Write the listing out again, all of it, word for word.

>> begin DATASET EXCERPTS

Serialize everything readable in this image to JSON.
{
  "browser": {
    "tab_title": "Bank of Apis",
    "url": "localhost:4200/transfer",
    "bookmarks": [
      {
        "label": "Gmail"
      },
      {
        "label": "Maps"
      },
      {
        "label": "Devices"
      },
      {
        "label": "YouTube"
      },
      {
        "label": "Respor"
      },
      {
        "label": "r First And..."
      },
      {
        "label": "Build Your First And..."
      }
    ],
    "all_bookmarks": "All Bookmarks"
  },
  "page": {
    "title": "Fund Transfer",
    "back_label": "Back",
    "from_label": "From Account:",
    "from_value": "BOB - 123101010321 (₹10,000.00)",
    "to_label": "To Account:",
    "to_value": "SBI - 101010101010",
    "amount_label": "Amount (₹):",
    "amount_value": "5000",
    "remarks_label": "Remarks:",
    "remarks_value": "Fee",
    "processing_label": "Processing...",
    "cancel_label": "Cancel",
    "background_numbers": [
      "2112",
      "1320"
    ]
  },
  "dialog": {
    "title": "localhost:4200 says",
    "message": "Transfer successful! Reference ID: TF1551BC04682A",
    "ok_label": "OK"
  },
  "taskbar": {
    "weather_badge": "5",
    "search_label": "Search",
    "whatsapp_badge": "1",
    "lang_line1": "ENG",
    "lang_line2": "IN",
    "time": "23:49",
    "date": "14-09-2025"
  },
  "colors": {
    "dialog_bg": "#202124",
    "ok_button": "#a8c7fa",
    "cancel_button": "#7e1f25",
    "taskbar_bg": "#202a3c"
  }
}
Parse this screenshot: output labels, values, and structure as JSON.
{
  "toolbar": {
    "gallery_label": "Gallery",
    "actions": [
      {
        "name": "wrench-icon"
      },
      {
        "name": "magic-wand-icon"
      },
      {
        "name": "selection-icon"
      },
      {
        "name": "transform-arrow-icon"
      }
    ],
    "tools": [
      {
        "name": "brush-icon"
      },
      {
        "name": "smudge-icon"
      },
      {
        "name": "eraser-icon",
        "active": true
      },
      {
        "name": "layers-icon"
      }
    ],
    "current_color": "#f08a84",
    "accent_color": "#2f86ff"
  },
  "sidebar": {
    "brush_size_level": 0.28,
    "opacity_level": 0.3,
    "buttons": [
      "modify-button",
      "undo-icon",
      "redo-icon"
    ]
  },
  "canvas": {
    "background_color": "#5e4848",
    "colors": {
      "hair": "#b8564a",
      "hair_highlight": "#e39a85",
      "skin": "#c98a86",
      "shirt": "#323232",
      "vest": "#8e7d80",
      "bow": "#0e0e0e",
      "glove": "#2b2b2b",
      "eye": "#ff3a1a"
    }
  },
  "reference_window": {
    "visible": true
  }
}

>> end DATASET EXCERPTS

# PROBLEM SOLUTION:
Serialize everything readable in this image to JSON.
{
  "browser": {
    "tab_title": "Bank of Apis",
    "url": "localhost:4200/transfer",
    "bookmarks": [
      {
        "label": "Gmail"
      },
      {
        "label": "Maps"
      },
      {
        "label": "Devices"
      },
      {
        "label": "YouTube"
      },
      {
        "label": "Respor"
      },
      {
        "label": "r First And..."
      },
      {
        "label": "Build Your First And..."
      }
    ],
    "all_bookmarks": "All Bookmarks"
  },
  "page": {
    "title": "Fund Transfer",
    "back_label": "Back",
    "from_label": "From Account:",
    "from_value": "BOB - 123101010321 (₹10,000.00)",
    "to_label": "To Account:",
    "to_value": "SBI - 101010101010",
    "amount_label": "Amount (₹):",
    "amount_value": "5000",
    "remarks_label": "Remarks:",
    "remarks_value": "Fee",
    "processing_label": "Processing...",
    "cancel_label": "Cancel",
    "background_numbers": [
      "2112",
      "1320"
    ]
  },
  "dialog": {
    "title": "localhost:4200 says",
    "message": "Transfer successful! Reference ID: TF1551BC04682A",
    "ok_label": "OK"
  },
  "taskbar": {
    "weather_badge": "5",
    "search_label": "Search",
    "whatsapp_badge": "1",
    "lang_line1": "ENG",
    "lang_line2": "IN",
    "time": "23:49",
    "date": "14-09-2025"
  },
  "colors": {
    "dialog_bg": "#202124",
    "ok_button": "#a8c7fa",
    "cancel_button": "#7e1f25",
    "taskbar_bg": "#202a3c"
  }
}
Parse this screenshot: output labels, values, and structure as JSON.
{
  "toolbar": {
    "gallery_label": "Gallery",
    "actions": [
      {
        "name": "wrench-icon"
      },
      {
        "name": "magic-wand-icon"
      },
      {
        "name": "selection-icon"
      },
      {
        "name": "transform-arrow-icon"
      }
    ],
    "tools": [
      {
        "name": "brush-icon"
      },
      {
        "name": "smudge-icon"
      },
      {
        "name": "eraser-icon",
        "active": true
      },
      {
        "name": "layers-icon"
      }
    ],
    "current_color": "#f08a84",
    "accent_color": "#2f86ff"
  },
  "sidebar": {
    "brush_size_level": 0.28,
    "opacity_level": 0.3,
    "buttons": [
      "modify-button",
      "undo-icon",
      "redo-icon"
    ]
  },
  "canvas": {
    "background_color": "#5e4848",
    "colors": {
      "hair": "#b8564a",
      "hair_highlight": "#e39a85",
      "skin": "#c98a86",
      "shirt": "#323232",
      "vest": "#8e7d80",
      "bow": "#0e0e0e",
      "glove": "#2b2b2b",
      "eye": "#ff3a1a"
    }
  },
  "reference_window": {
    "visible": true
  }
}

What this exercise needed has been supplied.